━━ The records ━━

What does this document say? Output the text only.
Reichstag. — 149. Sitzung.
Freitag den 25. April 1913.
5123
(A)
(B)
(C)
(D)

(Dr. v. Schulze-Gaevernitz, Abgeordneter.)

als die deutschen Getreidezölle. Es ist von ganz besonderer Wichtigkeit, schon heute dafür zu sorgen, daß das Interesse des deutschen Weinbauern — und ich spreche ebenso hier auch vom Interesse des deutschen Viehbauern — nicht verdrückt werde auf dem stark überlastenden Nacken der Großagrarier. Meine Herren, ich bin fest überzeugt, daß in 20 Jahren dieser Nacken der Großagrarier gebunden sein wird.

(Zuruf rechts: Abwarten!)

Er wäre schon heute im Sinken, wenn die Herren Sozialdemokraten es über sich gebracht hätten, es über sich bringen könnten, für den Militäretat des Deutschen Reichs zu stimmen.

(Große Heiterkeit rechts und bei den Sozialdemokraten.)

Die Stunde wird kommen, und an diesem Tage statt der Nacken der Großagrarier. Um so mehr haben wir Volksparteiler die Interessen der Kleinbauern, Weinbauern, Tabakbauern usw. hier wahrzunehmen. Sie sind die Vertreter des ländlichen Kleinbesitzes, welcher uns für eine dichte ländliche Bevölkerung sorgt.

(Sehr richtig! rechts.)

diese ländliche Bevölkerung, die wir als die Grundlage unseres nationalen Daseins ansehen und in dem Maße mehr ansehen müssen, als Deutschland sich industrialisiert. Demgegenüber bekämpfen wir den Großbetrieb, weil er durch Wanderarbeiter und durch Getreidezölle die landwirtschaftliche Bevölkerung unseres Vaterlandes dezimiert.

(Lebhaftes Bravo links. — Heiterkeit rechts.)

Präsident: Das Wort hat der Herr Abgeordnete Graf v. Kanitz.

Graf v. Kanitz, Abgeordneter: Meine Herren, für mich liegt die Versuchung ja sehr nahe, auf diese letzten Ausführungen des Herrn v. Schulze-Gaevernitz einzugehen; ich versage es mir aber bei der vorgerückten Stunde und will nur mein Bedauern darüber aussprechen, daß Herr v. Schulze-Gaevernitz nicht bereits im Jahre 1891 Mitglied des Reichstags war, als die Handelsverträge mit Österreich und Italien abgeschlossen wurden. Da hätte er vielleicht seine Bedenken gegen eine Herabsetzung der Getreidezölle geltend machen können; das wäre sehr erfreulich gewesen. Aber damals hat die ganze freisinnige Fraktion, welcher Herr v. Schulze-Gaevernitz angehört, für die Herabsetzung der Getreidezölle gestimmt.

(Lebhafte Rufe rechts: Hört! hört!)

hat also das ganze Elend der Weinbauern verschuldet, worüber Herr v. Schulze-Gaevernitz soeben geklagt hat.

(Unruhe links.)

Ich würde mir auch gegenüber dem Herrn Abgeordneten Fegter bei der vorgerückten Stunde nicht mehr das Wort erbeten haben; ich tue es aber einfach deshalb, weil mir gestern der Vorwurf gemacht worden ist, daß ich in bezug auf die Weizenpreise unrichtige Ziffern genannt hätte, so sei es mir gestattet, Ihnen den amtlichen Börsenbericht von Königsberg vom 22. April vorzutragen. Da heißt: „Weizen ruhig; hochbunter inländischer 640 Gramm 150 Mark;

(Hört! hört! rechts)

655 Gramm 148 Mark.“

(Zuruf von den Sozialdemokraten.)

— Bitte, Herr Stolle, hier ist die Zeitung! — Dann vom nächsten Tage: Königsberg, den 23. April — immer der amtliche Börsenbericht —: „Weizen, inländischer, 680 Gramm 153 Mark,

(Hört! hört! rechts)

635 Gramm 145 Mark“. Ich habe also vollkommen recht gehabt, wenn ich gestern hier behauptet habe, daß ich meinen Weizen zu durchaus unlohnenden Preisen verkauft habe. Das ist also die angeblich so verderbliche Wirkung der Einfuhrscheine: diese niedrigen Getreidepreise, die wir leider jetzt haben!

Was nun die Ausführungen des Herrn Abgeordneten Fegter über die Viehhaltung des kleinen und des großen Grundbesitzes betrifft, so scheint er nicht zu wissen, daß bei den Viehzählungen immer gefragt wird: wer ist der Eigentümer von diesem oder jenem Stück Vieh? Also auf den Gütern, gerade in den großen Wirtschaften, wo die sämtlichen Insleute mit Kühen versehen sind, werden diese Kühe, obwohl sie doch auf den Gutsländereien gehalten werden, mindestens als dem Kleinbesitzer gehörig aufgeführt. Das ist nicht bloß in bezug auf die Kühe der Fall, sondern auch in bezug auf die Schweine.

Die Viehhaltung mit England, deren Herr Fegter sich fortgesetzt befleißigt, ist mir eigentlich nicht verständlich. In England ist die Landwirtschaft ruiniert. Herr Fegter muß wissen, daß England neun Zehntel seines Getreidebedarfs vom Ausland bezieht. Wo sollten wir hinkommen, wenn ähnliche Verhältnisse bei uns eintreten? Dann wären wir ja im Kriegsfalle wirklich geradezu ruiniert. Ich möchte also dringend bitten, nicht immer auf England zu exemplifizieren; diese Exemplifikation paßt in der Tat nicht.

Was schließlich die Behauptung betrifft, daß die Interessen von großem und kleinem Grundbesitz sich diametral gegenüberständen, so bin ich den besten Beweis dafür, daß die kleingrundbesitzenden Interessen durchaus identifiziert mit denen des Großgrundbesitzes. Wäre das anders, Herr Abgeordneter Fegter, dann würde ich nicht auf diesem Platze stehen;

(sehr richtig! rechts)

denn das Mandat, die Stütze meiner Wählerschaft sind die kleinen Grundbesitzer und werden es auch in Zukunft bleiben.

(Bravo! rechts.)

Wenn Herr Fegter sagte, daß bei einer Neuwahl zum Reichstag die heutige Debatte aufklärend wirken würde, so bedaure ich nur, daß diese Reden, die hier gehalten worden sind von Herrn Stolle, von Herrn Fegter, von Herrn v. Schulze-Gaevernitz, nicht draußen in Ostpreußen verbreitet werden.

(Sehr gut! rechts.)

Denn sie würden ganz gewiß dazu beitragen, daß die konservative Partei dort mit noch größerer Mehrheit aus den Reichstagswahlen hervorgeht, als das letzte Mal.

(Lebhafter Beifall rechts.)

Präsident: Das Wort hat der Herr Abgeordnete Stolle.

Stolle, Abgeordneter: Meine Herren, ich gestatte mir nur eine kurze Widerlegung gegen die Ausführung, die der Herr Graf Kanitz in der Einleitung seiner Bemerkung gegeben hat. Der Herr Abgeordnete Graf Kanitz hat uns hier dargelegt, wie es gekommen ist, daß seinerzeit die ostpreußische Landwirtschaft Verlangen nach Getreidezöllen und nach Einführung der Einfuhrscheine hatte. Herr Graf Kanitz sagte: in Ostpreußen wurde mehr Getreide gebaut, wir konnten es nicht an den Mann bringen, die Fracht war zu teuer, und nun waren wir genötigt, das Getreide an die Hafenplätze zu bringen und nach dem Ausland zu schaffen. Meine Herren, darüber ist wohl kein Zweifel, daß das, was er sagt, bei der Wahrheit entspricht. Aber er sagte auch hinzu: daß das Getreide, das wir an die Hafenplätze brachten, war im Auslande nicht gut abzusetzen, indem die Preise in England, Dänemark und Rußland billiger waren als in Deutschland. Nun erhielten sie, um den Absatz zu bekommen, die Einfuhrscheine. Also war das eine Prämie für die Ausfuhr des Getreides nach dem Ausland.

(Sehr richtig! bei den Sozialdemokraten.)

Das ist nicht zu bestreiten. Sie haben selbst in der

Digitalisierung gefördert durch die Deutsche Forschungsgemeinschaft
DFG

━━━

-- Stated problem --
Where a line holds the string "Bravo", copy that line.

-- Problem solution --
(Lebhaftes Bravo links. — Heiterkeit rechts.)
(Bravo! rechts.)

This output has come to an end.